● Your instructions
Print the listing below in its entirety, character for character.

☆ ☆ ☆ ☆ ☆

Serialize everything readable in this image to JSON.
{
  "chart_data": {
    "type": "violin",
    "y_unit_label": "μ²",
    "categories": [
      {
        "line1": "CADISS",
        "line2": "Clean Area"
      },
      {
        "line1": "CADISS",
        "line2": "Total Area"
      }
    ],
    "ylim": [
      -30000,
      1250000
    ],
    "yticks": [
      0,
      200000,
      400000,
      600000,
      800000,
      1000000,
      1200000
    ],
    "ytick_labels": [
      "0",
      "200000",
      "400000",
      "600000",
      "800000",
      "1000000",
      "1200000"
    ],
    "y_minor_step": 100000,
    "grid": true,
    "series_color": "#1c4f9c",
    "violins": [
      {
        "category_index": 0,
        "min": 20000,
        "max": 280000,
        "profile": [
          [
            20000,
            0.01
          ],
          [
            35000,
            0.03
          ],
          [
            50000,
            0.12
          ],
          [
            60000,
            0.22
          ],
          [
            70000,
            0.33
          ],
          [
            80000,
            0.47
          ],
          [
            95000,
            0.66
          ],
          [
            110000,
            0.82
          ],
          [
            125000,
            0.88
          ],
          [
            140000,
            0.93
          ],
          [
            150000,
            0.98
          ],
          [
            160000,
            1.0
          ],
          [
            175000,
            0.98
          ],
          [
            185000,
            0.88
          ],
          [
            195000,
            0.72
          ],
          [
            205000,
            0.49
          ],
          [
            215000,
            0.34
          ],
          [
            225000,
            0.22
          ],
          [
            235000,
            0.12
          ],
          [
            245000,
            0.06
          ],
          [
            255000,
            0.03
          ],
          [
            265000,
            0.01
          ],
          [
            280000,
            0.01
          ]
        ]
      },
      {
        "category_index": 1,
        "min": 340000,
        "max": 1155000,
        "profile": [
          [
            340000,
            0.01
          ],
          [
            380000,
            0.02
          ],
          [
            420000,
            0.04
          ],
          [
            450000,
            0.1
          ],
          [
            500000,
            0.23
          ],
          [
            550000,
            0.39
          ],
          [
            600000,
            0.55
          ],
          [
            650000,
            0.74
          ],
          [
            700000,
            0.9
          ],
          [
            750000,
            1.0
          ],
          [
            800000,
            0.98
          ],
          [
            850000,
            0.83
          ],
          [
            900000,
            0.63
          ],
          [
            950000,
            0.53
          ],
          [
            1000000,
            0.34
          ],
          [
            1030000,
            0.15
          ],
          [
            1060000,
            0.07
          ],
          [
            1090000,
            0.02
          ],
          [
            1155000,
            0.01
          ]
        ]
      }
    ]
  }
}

☆ ☆ ☆ ☆ ☆

● Solved problem
Serialize everything readable in this image to JSON.
{
  "chart_data": {
    "type": "violin",
    "y_unit_label": "μ²",
    "categories": [
      {
        "line1": "CADISS",
        "line2": "Clean Area"
      },
      {
        "line1": "CADISS",
        "line2": "Total Area"
      }
    ],
    "ylim": [
      -30000,
      1250000
    ],
    "yticks": [
      0,
      200000,
      400000,
      600000,
      800000,
      1000000,
      1200000
    ],
    "ytick_labels": [
      "0",
      "200000",
      "400000",
      "600000",
      "800000",
      "1000000",
      "1200000"
    ],
    "y_minor_step": 100000,
    "grid": true,
    "series_color": "#1c4f9c",
    "violins": [
      {
        "category_index": 0,
        "min": 20000,
        "max": 280000,
        "profile": [
          [
            20000,
            0.01
          ],
          [
            35000,
            0.03
          ],
          [
            50000,
            0.12
          ],
          [
            60000,
            0.22
          ],
          [
            70000,
            0.33
          ],
          [
            80000,
            0.47
          ],
          [
            95000,
            0.66
          ],
          [
            110000,
            0.82
          ],
          [
            125000,
            0.88
          ],
          [
            140000,
            0.93
          ],
          [
            150000,
            0.98
          ],
          [
            160000,
            1.0
          ],
          [
            175000,
            0.98
          ],
          [
            185000,
            0.88
          ],
          [
            195000,
            0.72
          ],
          [
            205000,
            0.49
          ],
          [
            215000,
            0.34
          ],
          [
            225000,
            0.22
          ],
          [
            235000,
            0.12
          ],
          [
            245000,
            0.06
          ],
          [
            255000,
            0.03
          ],
          [
            265000,
            0.01
          ],
          [
            280000,
            0.01
          ]
        ]
      },
      {
        "category_index": 1,
        "min": 340000,
        "max": 1155000,
        "profile": [
          [
            340000,
            0.01
          ],
          [
            380000,
            0.02
          ],
          [
            420000,
            0.04
          ],
          [
            450000,
            0.1
          ],
          [
            500000,
            0.23
          ],
          [
            550000,
            0.39
          ],
          [
            600000,
            0.55
          ],
          [
            650000,
            0.74
          ],
          [
            700000,
            0.9
          ],
          [
            750000,
            1.0
          ],
          [
            800000,
            0.98
          ],
          [
            850000,
            0.83
          ],
          [
            900000,
            0.63
          ],
          [
            950000,
            0.53
          ],
          [
            1000000,
            0.34
          ],
          [
            1030000,
            0.15
          ],
          [
            1060000,
            0.07
          ],
          [
            1090000,
            0.02
          ],
          [
            1155000,
            0.01
          ]
        ]
      }
    ]
  }
}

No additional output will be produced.